### Exercise brief
Filter the data below for the string "ylabel" and copy each matching line.

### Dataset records
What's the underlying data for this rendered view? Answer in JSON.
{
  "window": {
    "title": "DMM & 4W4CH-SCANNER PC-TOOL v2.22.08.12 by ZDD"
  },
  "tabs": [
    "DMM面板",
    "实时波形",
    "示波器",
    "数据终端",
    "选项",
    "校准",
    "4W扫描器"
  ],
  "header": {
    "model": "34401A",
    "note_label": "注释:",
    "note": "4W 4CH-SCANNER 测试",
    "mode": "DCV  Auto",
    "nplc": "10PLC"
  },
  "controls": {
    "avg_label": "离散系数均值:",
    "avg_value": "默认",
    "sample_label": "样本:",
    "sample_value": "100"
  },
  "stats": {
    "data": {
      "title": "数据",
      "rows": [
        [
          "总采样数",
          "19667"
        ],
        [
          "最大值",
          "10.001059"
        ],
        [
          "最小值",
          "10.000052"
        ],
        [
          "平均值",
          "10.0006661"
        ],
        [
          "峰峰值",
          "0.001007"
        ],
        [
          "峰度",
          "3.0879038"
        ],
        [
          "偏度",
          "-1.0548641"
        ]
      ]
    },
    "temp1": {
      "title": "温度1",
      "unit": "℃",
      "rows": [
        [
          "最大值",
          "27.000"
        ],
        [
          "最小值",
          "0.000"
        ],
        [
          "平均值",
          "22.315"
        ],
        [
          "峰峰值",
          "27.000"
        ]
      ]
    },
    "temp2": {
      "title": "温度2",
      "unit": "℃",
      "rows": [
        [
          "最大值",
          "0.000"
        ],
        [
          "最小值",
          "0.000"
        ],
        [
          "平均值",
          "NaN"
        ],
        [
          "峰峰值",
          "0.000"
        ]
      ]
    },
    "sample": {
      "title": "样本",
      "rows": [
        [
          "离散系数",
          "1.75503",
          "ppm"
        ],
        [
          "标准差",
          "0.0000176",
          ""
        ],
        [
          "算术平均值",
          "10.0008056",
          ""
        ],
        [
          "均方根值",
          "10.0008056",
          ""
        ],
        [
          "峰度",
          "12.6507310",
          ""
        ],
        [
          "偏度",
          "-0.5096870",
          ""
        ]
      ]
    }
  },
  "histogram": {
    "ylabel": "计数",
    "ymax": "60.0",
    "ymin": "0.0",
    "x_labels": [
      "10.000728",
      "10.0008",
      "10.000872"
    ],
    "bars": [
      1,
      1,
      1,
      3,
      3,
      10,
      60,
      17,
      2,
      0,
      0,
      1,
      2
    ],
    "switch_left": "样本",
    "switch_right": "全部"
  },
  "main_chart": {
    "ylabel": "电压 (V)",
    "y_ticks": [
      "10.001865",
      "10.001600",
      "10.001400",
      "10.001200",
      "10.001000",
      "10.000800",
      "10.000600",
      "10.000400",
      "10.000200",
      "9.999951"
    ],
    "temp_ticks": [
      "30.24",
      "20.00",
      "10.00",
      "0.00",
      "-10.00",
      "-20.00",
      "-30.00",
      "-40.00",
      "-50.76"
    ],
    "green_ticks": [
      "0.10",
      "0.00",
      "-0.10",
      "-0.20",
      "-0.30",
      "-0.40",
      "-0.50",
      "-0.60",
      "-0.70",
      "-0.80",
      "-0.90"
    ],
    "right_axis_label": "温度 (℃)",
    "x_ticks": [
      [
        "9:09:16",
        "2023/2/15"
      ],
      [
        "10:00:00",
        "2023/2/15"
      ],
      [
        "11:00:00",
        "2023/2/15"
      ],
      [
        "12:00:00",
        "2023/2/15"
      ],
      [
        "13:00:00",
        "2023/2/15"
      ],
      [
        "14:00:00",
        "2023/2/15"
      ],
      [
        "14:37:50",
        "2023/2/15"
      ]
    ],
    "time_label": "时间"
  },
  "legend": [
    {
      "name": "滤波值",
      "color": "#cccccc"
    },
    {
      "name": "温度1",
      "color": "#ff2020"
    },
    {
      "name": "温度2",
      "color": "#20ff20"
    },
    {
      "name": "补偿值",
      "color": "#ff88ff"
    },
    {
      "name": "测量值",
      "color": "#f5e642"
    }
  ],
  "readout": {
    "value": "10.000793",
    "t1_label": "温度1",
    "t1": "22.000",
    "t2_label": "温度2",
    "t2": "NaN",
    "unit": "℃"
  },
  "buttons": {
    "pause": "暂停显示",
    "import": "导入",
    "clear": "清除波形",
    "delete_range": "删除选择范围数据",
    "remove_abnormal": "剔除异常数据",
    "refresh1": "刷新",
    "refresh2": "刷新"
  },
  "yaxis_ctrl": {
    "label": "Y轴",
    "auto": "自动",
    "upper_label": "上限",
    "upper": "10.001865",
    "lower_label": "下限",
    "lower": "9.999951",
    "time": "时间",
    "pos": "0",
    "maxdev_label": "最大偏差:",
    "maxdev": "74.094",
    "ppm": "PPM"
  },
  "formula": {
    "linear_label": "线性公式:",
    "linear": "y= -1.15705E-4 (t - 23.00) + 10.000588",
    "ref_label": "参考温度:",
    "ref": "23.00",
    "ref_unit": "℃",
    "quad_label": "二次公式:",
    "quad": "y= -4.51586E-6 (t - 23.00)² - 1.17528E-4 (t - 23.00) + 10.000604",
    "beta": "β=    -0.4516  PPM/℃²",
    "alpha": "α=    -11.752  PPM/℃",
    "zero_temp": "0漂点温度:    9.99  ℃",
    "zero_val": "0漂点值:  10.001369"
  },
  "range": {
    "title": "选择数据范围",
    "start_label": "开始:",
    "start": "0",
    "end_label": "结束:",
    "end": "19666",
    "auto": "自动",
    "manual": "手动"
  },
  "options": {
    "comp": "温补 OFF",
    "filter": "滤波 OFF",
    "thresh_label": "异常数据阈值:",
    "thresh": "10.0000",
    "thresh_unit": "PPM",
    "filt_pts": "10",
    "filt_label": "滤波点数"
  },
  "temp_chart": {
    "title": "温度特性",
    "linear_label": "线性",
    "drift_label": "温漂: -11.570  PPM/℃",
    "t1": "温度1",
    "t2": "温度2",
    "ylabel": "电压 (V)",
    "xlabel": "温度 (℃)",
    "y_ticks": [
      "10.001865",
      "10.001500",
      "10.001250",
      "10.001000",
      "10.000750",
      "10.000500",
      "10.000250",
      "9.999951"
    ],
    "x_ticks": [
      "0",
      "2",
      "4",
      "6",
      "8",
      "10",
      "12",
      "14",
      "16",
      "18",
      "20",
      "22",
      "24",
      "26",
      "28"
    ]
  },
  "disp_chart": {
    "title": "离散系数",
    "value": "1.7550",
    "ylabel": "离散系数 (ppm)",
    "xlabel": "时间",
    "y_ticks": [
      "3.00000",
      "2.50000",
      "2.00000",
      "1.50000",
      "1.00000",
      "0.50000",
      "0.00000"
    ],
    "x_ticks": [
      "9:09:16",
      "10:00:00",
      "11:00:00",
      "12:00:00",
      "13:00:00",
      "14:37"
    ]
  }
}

### Exercise solution
    "ylabel": "计数",
    "ylabel": "电压 (V)",
    "ylabel": "电压 (V)",
    "ylabel": "离散系数 (ppm)",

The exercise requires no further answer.